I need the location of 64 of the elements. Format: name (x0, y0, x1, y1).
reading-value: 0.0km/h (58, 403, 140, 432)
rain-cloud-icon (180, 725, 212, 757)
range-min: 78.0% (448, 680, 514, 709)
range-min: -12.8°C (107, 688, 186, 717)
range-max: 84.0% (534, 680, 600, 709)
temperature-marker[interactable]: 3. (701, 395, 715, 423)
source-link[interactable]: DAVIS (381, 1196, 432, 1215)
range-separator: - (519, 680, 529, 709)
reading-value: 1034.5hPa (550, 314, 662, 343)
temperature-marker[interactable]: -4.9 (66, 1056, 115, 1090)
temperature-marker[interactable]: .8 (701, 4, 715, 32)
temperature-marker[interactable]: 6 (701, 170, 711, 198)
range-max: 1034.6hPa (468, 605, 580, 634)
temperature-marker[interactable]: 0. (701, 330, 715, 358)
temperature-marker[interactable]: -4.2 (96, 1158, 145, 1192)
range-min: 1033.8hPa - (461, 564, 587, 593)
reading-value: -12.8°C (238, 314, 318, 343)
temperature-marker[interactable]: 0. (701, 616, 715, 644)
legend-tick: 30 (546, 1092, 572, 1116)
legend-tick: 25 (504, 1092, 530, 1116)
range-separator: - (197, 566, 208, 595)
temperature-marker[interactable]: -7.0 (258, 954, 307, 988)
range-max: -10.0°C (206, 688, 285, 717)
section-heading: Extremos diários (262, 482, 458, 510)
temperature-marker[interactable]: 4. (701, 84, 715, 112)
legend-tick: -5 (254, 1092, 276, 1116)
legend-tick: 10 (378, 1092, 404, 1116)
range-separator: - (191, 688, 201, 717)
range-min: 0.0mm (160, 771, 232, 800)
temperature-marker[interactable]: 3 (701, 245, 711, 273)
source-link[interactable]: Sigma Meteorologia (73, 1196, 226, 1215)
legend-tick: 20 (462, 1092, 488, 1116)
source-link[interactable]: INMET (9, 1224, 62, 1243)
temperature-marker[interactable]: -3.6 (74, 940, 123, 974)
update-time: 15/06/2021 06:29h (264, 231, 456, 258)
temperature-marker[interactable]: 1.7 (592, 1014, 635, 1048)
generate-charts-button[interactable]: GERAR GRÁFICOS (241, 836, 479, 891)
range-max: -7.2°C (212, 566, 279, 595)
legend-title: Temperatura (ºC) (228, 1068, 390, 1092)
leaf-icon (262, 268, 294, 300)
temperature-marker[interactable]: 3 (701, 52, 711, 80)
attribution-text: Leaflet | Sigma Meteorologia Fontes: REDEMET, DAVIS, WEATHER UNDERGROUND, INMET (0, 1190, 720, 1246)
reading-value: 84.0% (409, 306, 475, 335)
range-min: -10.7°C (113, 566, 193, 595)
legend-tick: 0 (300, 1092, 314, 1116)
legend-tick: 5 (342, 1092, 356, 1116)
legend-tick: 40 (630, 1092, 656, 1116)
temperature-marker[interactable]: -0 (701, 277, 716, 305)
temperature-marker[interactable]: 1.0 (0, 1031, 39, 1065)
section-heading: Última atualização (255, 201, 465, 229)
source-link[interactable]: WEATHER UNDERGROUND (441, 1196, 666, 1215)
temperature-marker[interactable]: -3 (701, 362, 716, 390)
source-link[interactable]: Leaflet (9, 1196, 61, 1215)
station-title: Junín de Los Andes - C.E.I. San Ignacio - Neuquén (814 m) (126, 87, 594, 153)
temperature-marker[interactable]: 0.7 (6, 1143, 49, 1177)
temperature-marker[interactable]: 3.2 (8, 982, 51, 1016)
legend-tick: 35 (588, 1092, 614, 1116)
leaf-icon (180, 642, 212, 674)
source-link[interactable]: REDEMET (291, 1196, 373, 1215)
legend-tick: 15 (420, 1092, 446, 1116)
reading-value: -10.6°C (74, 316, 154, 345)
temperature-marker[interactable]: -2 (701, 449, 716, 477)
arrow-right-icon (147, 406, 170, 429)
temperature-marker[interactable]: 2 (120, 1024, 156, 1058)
* * *
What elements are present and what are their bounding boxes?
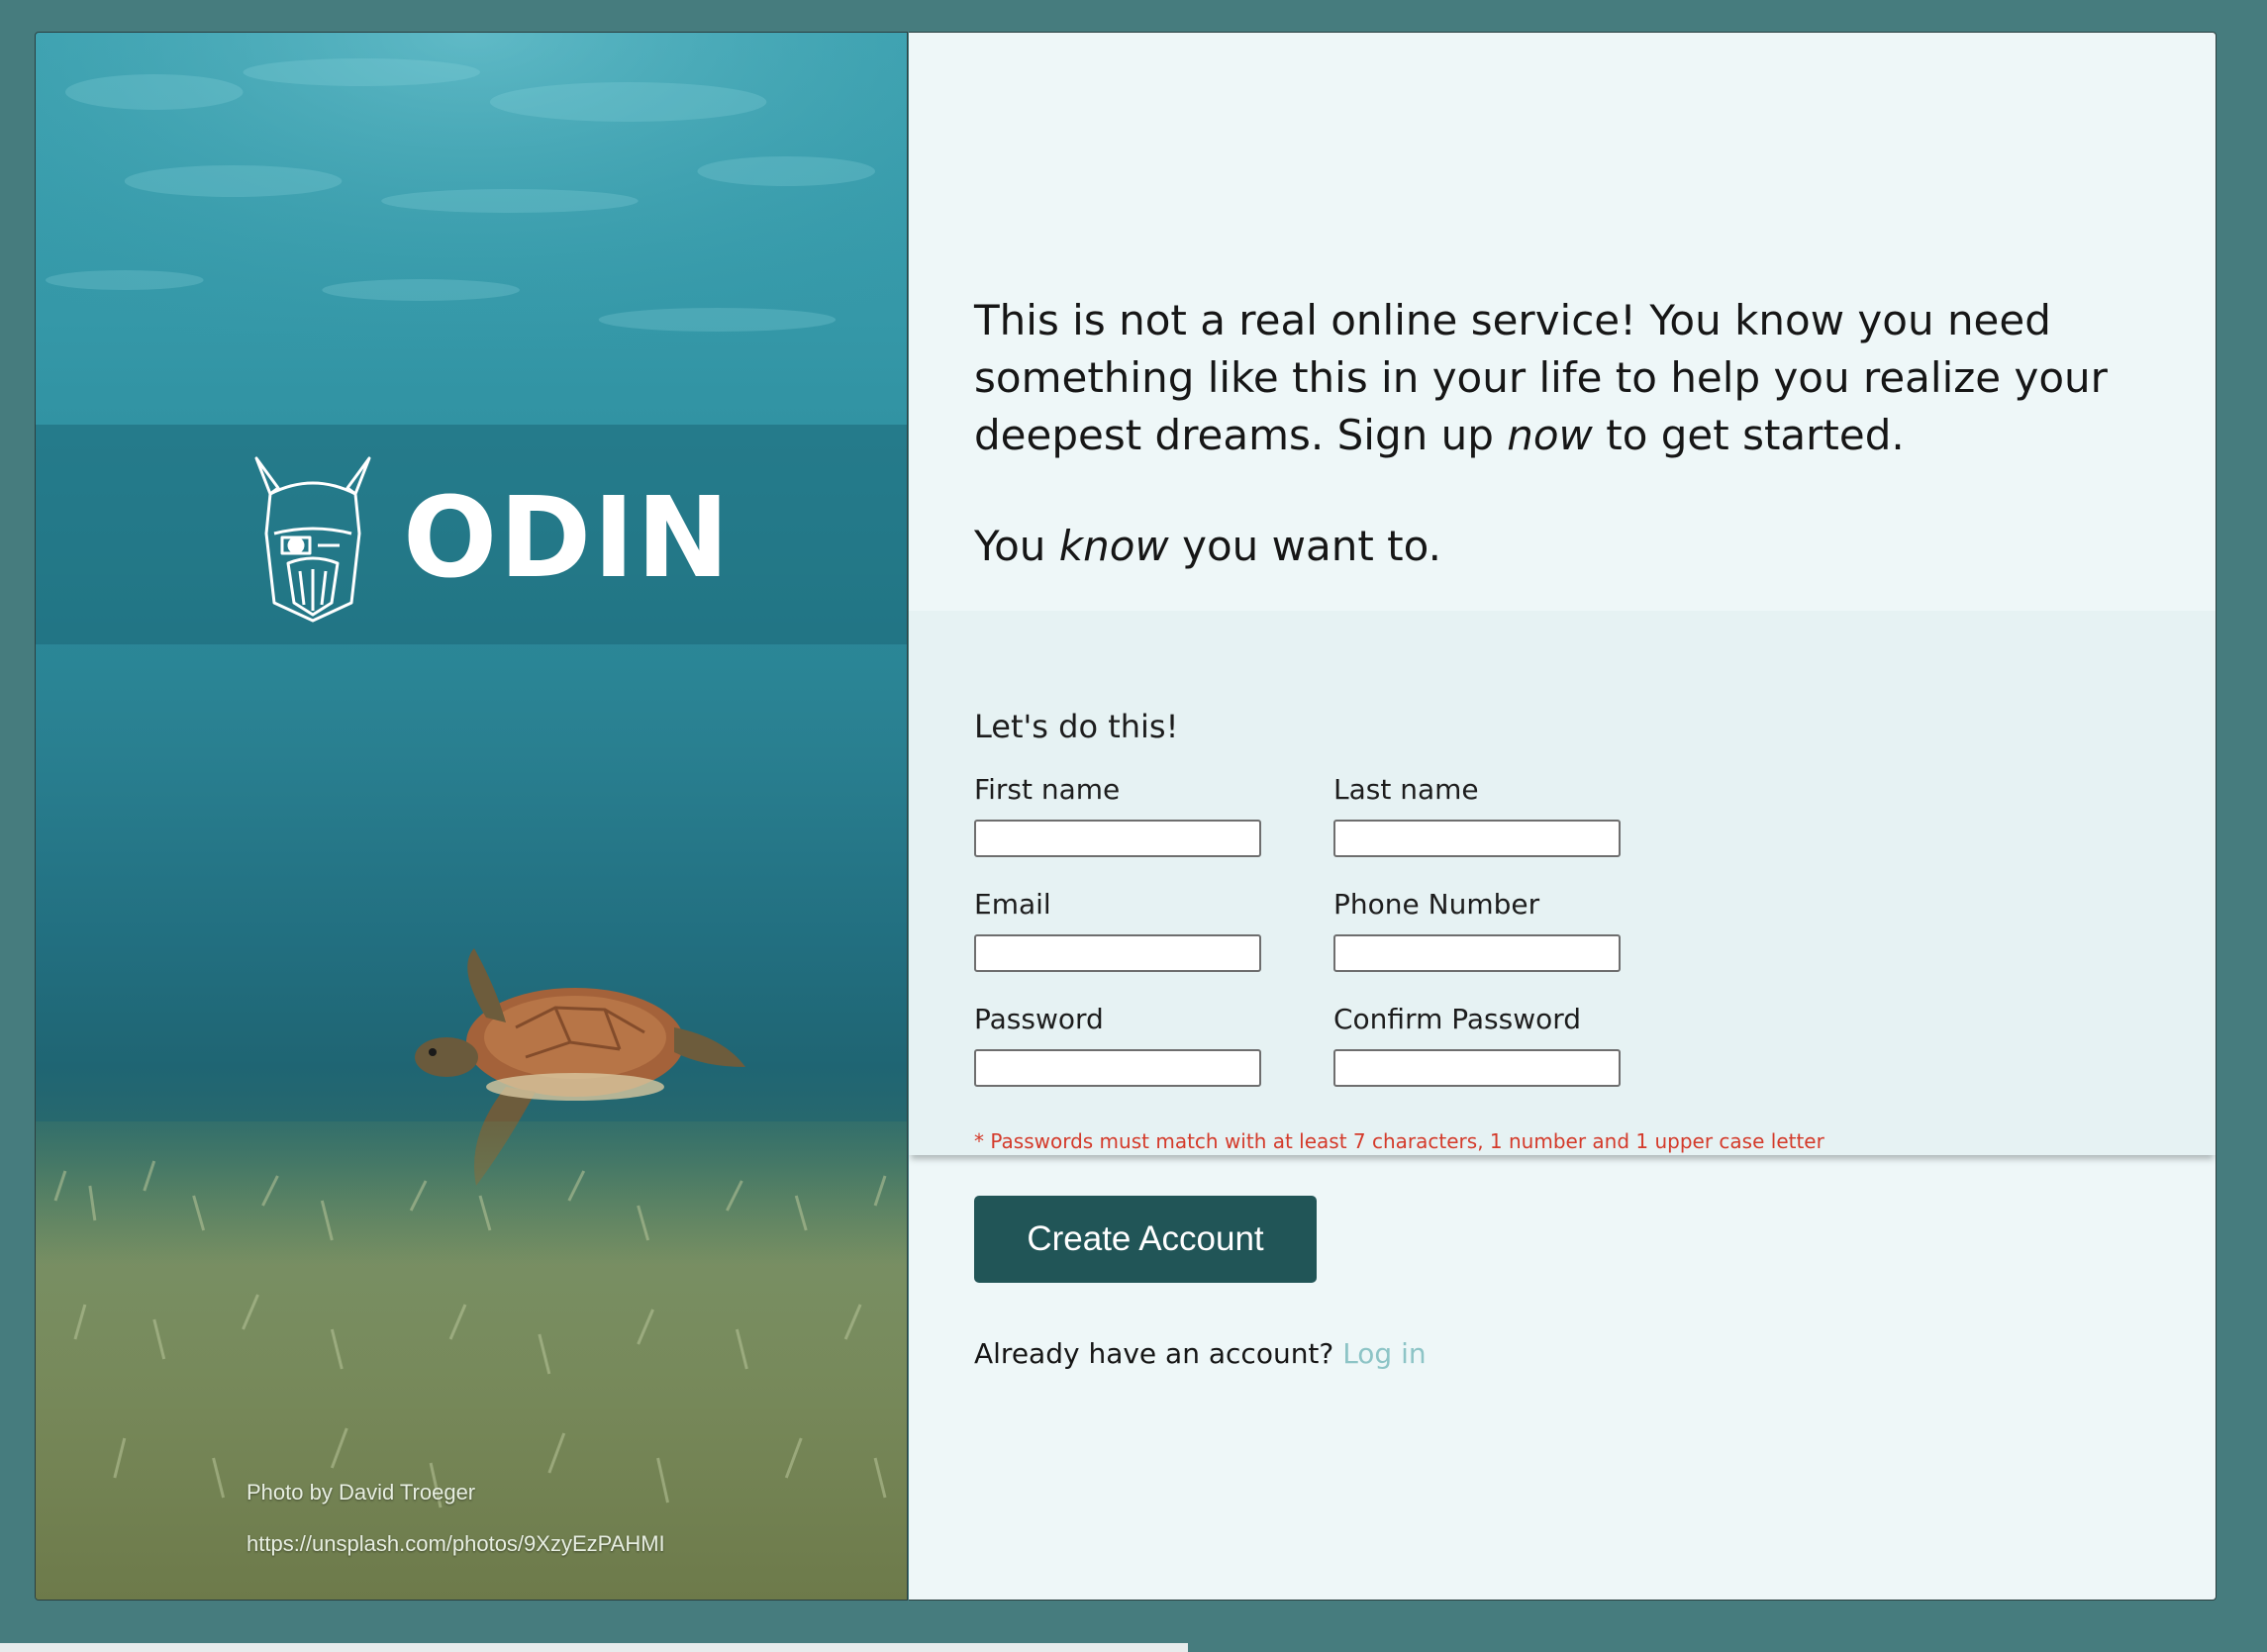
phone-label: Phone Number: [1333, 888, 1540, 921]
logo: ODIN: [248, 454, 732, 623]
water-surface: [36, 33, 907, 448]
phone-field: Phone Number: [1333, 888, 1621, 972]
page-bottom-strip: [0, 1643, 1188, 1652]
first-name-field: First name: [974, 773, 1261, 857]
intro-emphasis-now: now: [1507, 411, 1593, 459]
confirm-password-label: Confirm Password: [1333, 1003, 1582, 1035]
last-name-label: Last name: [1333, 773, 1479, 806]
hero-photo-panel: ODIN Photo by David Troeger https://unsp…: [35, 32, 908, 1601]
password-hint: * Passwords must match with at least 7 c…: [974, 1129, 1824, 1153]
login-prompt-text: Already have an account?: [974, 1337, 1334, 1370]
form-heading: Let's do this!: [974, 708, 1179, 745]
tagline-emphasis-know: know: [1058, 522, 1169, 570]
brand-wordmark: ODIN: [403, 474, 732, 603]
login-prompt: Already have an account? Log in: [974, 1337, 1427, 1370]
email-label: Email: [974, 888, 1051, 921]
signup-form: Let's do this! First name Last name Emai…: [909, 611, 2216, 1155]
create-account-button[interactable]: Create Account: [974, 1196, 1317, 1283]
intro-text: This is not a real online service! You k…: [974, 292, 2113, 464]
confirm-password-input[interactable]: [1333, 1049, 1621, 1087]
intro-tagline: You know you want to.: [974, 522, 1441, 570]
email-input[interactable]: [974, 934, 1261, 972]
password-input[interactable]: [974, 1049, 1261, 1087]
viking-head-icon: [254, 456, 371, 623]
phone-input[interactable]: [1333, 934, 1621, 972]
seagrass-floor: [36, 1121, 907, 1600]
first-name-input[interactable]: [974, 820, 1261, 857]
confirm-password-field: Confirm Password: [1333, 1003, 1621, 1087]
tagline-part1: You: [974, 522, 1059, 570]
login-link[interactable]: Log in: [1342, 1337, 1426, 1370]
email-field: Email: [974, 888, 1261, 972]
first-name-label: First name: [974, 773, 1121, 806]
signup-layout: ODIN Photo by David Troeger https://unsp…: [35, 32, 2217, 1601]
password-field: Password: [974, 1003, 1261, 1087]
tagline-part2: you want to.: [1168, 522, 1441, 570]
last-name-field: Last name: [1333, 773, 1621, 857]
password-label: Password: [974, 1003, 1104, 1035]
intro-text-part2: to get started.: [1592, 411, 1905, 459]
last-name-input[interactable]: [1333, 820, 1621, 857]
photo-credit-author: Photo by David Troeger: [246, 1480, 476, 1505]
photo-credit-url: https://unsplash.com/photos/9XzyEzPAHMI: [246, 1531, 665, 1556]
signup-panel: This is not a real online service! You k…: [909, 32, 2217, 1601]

# Instructions to follow
Copy the lines of data word for word, starting at the line containing "phone-label: Phone Number: [1333, 888, 1540, 921]" and ending at the line containing "first-name-field: First name: [974, 773, 1261, 857]".

# Exercise answer
phone-label: Phone Number: [1333, 888, 1540, 921]
logo: ODIN: [248, 454, 732, 623]
water-surface: [36, 33, 907, 448]
phone-field: Phone Number: [1333, 888, 1621, 972]
page-bottom-strip: [0, 1643, 1188, 1652]
first-name-field: First name: [974, 773, 1261, 857]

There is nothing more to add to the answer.